* **SUPPLIED RECORDS**:

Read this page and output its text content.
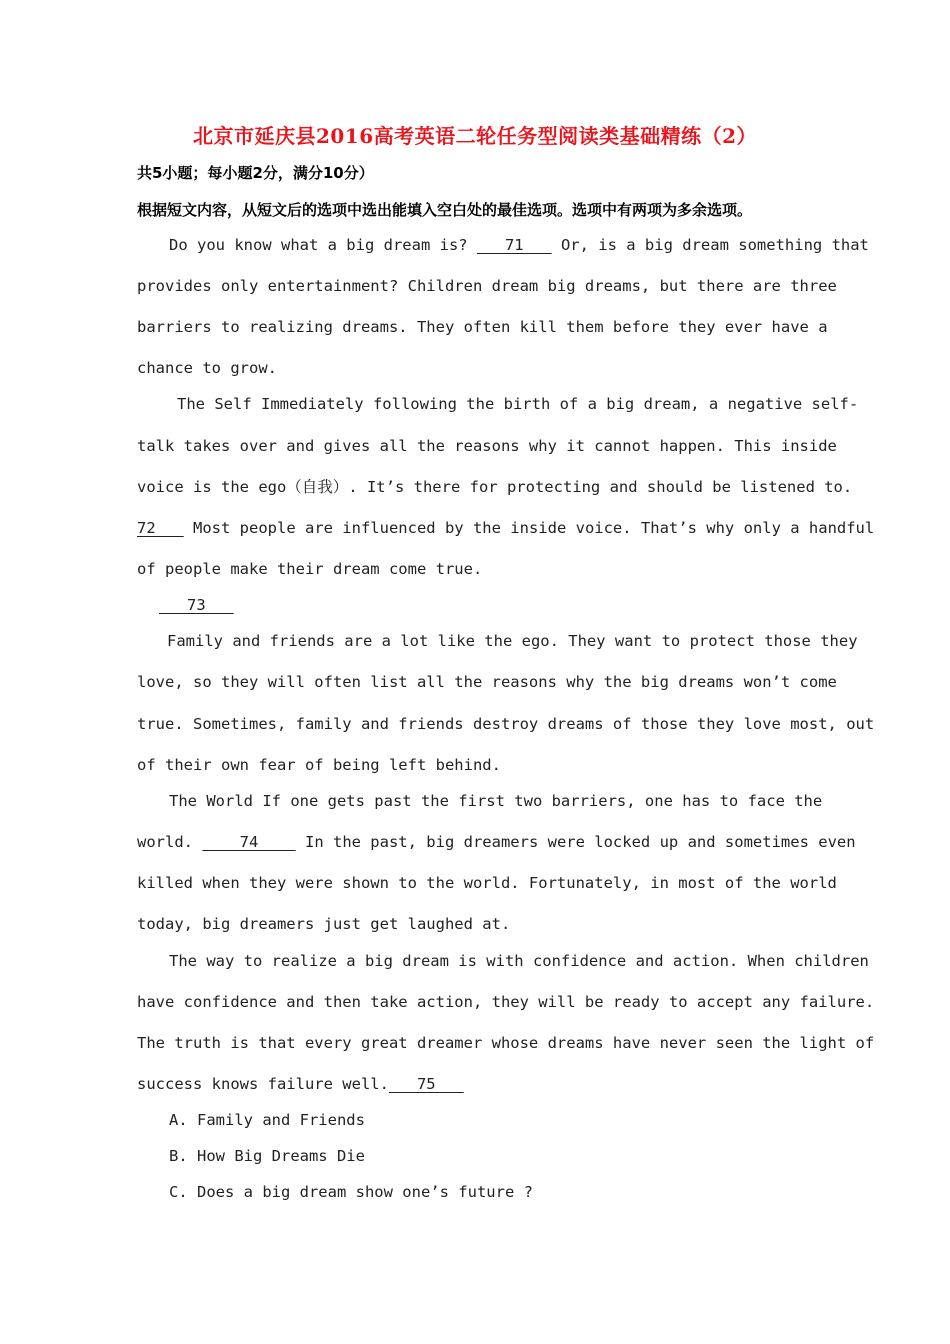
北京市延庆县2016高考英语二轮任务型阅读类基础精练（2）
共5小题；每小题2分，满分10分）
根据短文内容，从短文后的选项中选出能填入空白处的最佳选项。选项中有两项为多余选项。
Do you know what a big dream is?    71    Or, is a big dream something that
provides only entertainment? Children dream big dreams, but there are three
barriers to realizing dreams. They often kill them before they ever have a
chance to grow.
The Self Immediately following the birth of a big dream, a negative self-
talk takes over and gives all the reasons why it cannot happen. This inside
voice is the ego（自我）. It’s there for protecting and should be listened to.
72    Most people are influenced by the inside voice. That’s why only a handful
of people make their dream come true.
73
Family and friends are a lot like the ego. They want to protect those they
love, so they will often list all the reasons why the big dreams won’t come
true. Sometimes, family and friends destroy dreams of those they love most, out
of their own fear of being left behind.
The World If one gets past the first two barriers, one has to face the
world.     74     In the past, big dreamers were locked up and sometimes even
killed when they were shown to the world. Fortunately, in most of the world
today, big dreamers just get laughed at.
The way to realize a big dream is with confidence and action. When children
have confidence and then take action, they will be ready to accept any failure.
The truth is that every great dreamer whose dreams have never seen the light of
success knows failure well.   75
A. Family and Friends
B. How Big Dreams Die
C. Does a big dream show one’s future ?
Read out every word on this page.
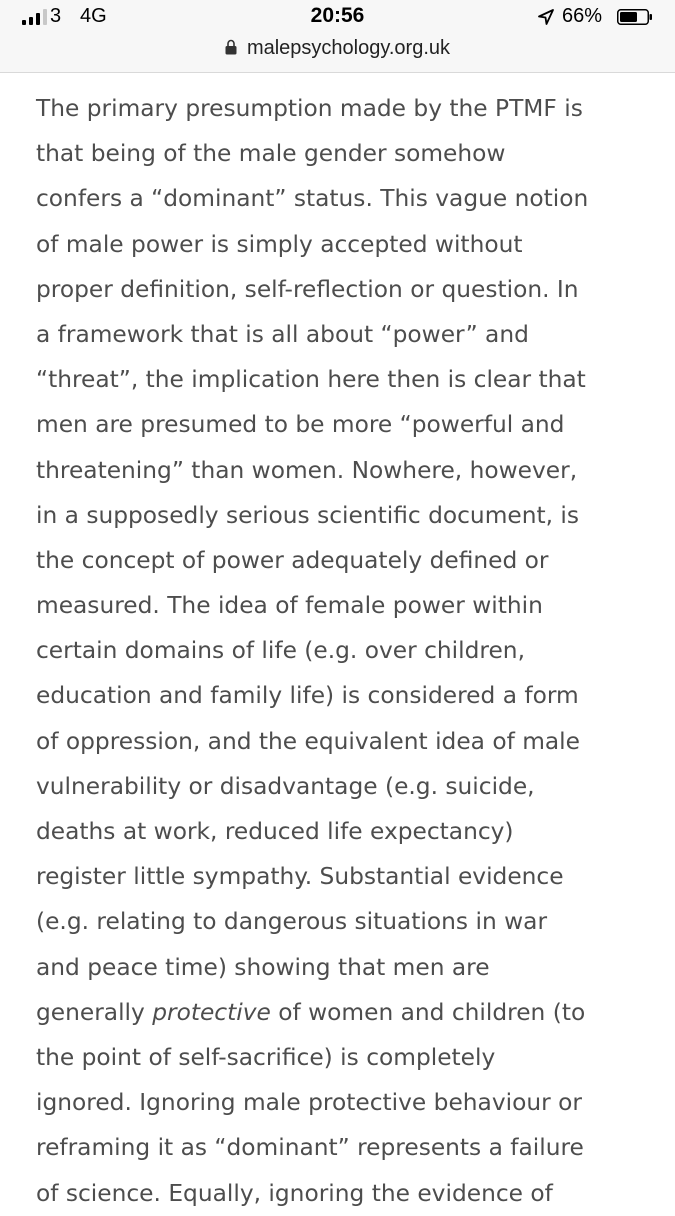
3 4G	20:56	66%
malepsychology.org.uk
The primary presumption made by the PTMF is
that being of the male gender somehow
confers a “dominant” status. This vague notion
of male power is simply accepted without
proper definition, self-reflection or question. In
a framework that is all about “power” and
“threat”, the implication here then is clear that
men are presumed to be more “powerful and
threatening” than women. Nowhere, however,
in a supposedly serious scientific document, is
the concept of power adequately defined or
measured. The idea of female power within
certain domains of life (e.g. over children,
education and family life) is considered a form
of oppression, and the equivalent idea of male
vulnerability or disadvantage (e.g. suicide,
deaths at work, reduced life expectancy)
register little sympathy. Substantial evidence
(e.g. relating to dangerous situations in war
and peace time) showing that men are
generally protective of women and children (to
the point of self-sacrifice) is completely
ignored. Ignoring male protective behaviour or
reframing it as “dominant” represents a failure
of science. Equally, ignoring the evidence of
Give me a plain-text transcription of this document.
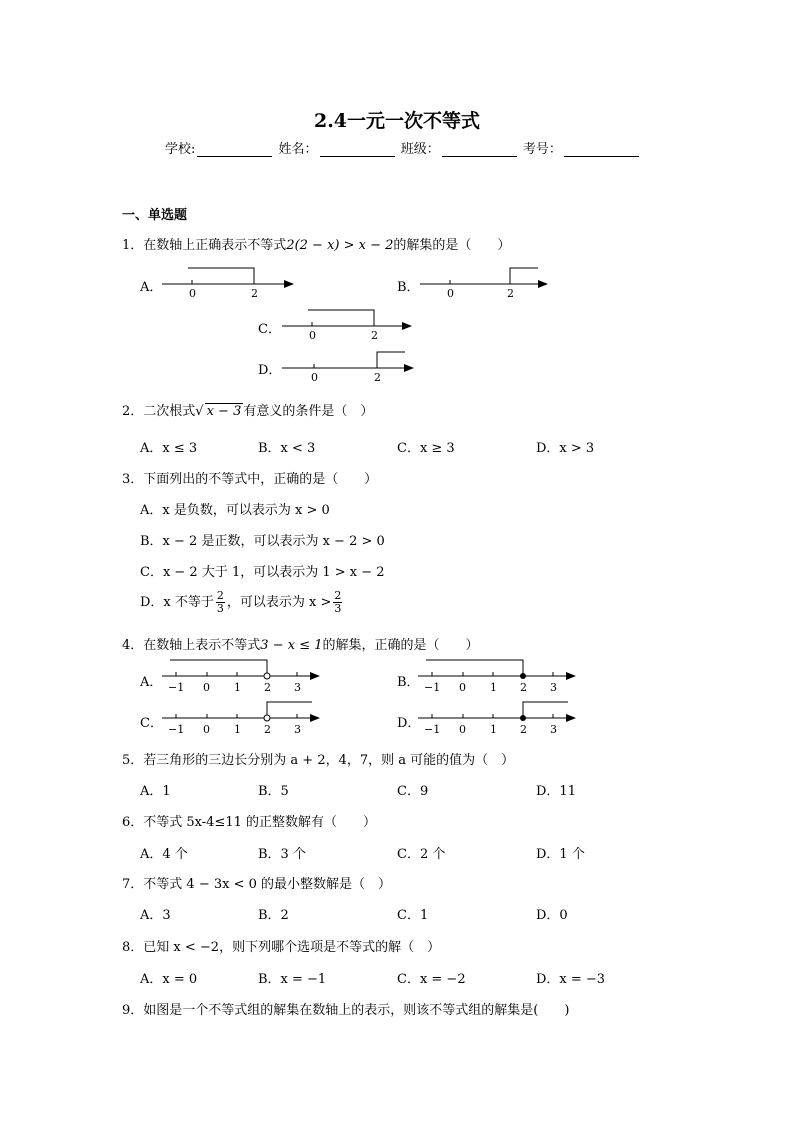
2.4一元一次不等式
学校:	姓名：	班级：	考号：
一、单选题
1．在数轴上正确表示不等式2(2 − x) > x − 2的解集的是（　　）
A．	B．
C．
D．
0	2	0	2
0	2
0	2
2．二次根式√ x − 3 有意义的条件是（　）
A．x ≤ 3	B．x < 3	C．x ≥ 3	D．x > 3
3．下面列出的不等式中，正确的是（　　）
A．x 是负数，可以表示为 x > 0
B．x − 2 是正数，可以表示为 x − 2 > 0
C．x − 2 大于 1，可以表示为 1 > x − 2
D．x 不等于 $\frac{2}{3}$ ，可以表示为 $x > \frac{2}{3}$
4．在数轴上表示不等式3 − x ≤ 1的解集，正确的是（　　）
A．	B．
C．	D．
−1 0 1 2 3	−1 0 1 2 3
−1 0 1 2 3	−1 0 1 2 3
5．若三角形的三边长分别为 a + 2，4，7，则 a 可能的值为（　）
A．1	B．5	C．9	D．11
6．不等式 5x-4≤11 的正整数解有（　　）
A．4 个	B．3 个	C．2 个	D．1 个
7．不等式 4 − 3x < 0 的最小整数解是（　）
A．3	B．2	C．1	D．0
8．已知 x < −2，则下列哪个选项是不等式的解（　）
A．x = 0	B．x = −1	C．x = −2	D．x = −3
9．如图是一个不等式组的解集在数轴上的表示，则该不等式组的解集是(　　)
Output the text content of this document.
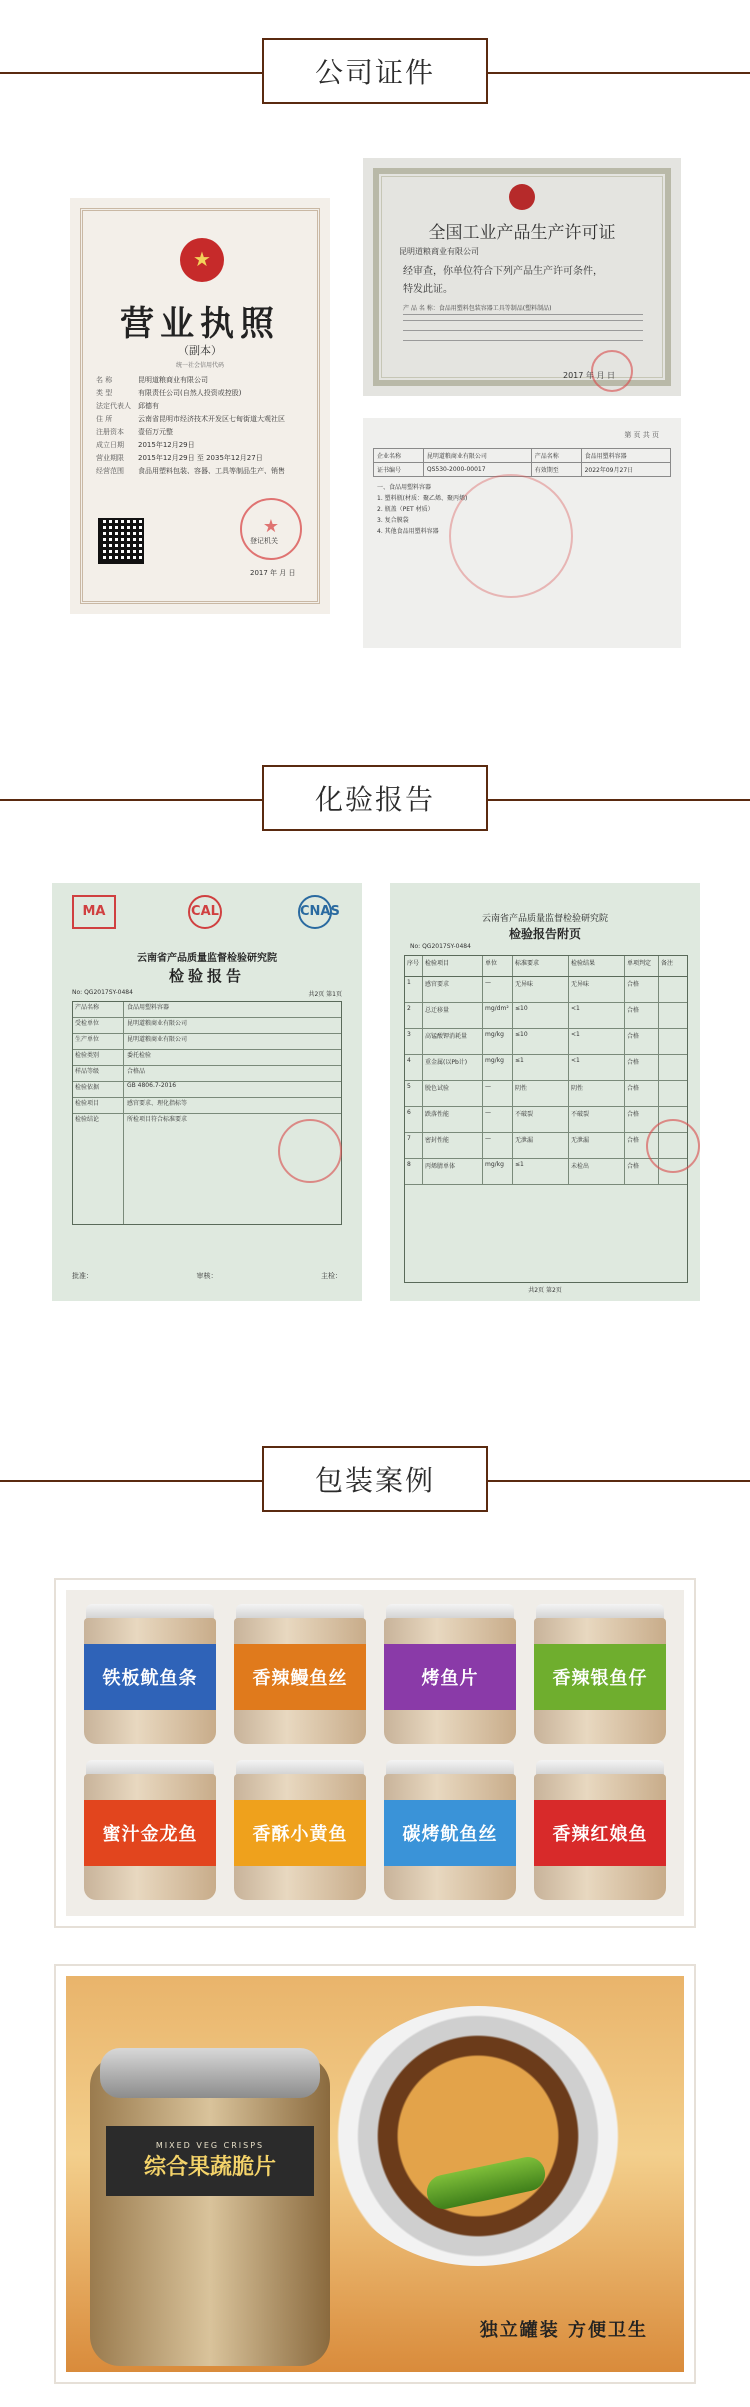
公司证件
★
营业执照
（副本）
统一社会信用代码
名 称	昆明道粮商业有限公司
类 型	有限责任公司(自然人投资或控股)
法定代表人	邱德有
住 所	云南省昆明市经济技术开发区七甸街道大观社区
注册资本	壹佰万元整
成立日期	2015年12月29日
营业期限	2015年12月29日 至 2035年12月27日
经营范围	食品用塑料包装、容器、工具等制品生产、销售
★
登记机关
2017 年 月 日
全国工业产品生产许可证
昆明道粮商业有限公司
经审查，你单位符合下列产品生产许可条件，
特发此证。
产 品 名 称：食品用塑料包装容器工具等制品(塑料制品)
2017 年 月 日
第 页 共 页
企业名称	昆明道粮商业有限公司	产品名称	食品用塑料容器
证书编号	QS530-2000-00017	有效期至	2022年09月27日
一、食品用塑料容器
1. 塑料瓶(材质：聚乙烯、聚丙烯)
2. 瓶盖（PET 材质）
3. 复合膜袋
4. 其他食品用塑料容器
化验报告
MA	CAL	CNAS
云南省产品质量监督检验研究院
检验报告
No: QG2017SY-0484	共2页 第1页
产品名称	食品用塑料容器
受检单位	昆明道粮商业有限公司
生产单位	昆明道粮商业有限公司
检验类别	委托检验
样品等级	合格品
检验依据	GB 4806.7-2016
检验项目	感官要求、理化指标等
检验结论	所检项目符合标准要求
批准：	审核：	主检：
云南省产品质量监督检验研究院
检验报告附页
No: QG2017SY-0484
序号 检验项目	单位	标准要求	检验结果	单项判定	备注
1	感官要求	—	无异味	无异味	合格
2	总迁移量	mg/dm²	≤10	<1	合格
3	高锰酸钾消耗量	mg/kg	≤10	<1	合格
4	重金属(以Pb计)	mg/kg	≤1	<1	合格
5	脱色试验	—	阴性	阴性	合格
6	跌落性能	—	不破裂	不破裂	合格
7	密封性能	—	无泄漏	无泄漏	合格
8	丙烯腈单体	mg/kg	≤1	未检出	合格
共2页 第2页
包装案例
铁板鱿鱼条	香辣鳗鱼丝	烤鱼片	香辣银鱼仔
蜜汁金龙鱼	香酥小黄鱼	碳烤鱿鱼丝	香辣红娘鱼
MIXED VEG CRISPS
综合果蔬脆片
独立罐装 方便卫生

* **EXERCISE OBJECTIVE**: Omit the pictures and reproduce the listing exactly.

* **TASK OUTPUT**:
Read this page and output its text content.
北京市延庆县2016高考英语二轮任务型阅读类基础精练（2）
共5小题；每小题2分，满分10分）
根据短文内容，从短文后的选项中选出能填入空白处的最佳选项。选项中有两项为多余选项。
Do you know what a big dream is?    71    Or, is a big dream something that
provides only entertainment? Children dream big dreams, but there are three
barriers to realizing dreams. They often kill them before they ever have a
chance to grow.
The Self Immediately following the birth of a big dream, a negative self-
talk takes over and gives all the reasons why it cannot happen. This inside
voice is the ego（自我）. It’s there for protecting and should be listened to.
72    Most people are influenced by the inside voice. That’s why only a handful
of people make their dream come true.
73
Family and friends are a lot like the ego. They want to protect those they
love, so they will often list all the reasons why the big dreams won’t come
true. Sometimes, family and friends destroy dreams of those they love most, out
of their own fear of being left behind.
The World If one gets past the first two barriers, one has to face the
world.     74     In the past, big dreamers were locked up and sometimes even
killed when they were shown to the world. Fortunately, in most of the world
today, big dreamers just get laughed at.
The way to realize a big dream is with confidence and action. When children
have confidence and then take action, they will be ready to accept any failure.
The truth is that every great dreamer whose dreams have never seen the light of
success knows failure well.   75
A. Family and Friends
B. How Big Dreams Die
C. Does a big dream show one’s future ?
Read out every word on this page.
3 4G	20:56	66%
malepsychology.org.uk
The primary presumption made by the PTMF is
that being of the male gender somehow
confers a “dominant” status. This vague notion
of male power is simply accepted without
proper definition, self-reflection or question. In
a framework that is all about “power” and
“threat”, the implication here then is clear that
men are presumed to be more “powerful and
threatening” than women. Nowhere, however,
in a supposedly serious scientific document, is
the concept of power adequately defined or
measured. The idea of female power within
certain domains of life (e.g. over children,
education and family life) is considered a form
of oppression, and the equivalent idea of male
vulnerability or disadvantage (e.g. suicide,
deaths at work, reduced life expectancy)
register little sympathy. Substantial evidence
(e.g. relating to dangerous situations in war
and peace time) showing that men are
generally protective of women and children (to
the point of self-sacrifice) is completely
ignored. Ignoring male protective behaviour or
reframing it as “dominant” represents a failure
of science. Equally, ignoring the evidence of
Give me a plain-text transcription of this document.
2.4一元一次不等式
学校:	姓名：	班级：	考号：
一、单选题
1．在数轴上正确表示不等式2(2 − x) > x − 2的解集的是（　　）
A．	B．
C．
D．
0	2	0	2
0	2
0	2
2．二次根式√ x − 3 有意义的条件是（　）
A．x ≤ 3	B．x < 3	C．x ≥ 3	D．x > 3
3．下面列出的不等式中，正确的是（　　）
A．x 是负数，可以表示为 x > 0
B．x − 2 是正数，可以表示为 x − 2 > 0
C．x − 2 大于 1，可以表示为 1 > x − 2
D．x 不等于 $\frac{2}{3}$ ，可以表示为 $x > \frac{2}{3}$
4．在数轴上表示不等式3 − x ≤ 1的解集，正确的是（　　）
A．	B．
C．	D．
−1 0 1 2 3	−1 0 1 2 3
−1 0 1 2 3	−1 0 1 2 3
5．若三角形的三边长分别为 a + 2，4，7，则 a 可能的值为（　）
A．1	B．5	C．9	D．11
6．不等式 5x-4≤11 的正整数解有（　　）
A．4 个	B．3 个	C．2 个	D．1 个
7．不等式 4 − 3x < 0 的最小整数解是（　）
A．3	B．2	C．1	D．0
8．已知 x < −2，则下列哪个选项是不等式的解（　）
A．x = 0	B．x = −1	C．x = −2	D．x = −3
9．如图是一个不等式组的解集在数轴上的表示，则该不等式组的解集是(　　)
Output the text content of this document.
公司证件
★
营业执照
（副本）
统一社会信用代码
名 称	昆明道粮商业有限公司
类 型	有限责任公司(自然人投资或控股)
法定代表人	邱德有
住 所	云南省昆明市经济技术开发区七甸街道大观社区
注册资本	壹佰万元整
成立日期	2015年12月29日
营业期限	2015年12月29日 至 2035年12月27日
经营范围	食品用塑料包装、容器、工具等制品生产、销售
★
登记机关
2017 年 月 日
全国工业产品生产许可证
昆明道粮商业有限公司
经审查，你单位符合下列产品生产许可条件，
特发此证。
产 品 名 称：食品用塑料包装容器工具等制品(塑料制品)
2017 年 月 日
第 页 共 页
企业名称	昆明道粮商业有限公司	产品名称	食品用塑料容器
证书编号	QS530-2000-00017	有效期至	2022年09月27日
一、食品用塑料容器
1. 塑料瓶(材质：聚乙烯、聚丙烯)
2. 瓶盖（PET 材质）
3. 复合膜袋
4. 其他食品用塑料容器
化验报告
MA	CAL	CNAS
云南省产品质量监督检验研究院
检验报告
No: QG2017SY-0484	共2页 第1页
产品名称	食品用塑料容器
受检单位	昆明道粮商业有限公司
生产单位	昆明道粮商业有限公司
检验类别	委托检验
样品等级	合格品
检验依据	GB 4806.7-2016
检验项目	感官要求、理化指标等
检验结论	所检项目符合标准要求
批准：	审核：	主检：
云南省产品质量监督检验研究院
检验报告附页
No: QG2017SY-0484
序号 检验项目	单位	标准要求	检验结果	单项判定	备注
1	感官要求	—	无异味	无异味	合格
2	总迁移量	mg/dm²	≤10	<1	合格
3	高锰酸钾消耗量	mg/kg	≤10	<1	合格
4	重金属(以Pb计)	mg/kg	≤1	<1	合格
5	脱色试验	—	阴性	阴性	合格
6	跌落性能	—	不破裂	不破裂	合格
7	密封性能	—	无泄漏	无泄漏	合格
8	丙烯腈单体	mg/kg	≤1	未检出	合格
共2页 第2页
包装案例
铁板鱿鱼条	香辣鳗鱼丝	烤鱼片	香辣银鱼仔
蜜汁金龙鱼	香酥小黄鱼	碳烤鱿鱼丝	香辣红娘鱼
MIXED VEG CRISPS
综合果蔬脆片
独立罐装 方便卫生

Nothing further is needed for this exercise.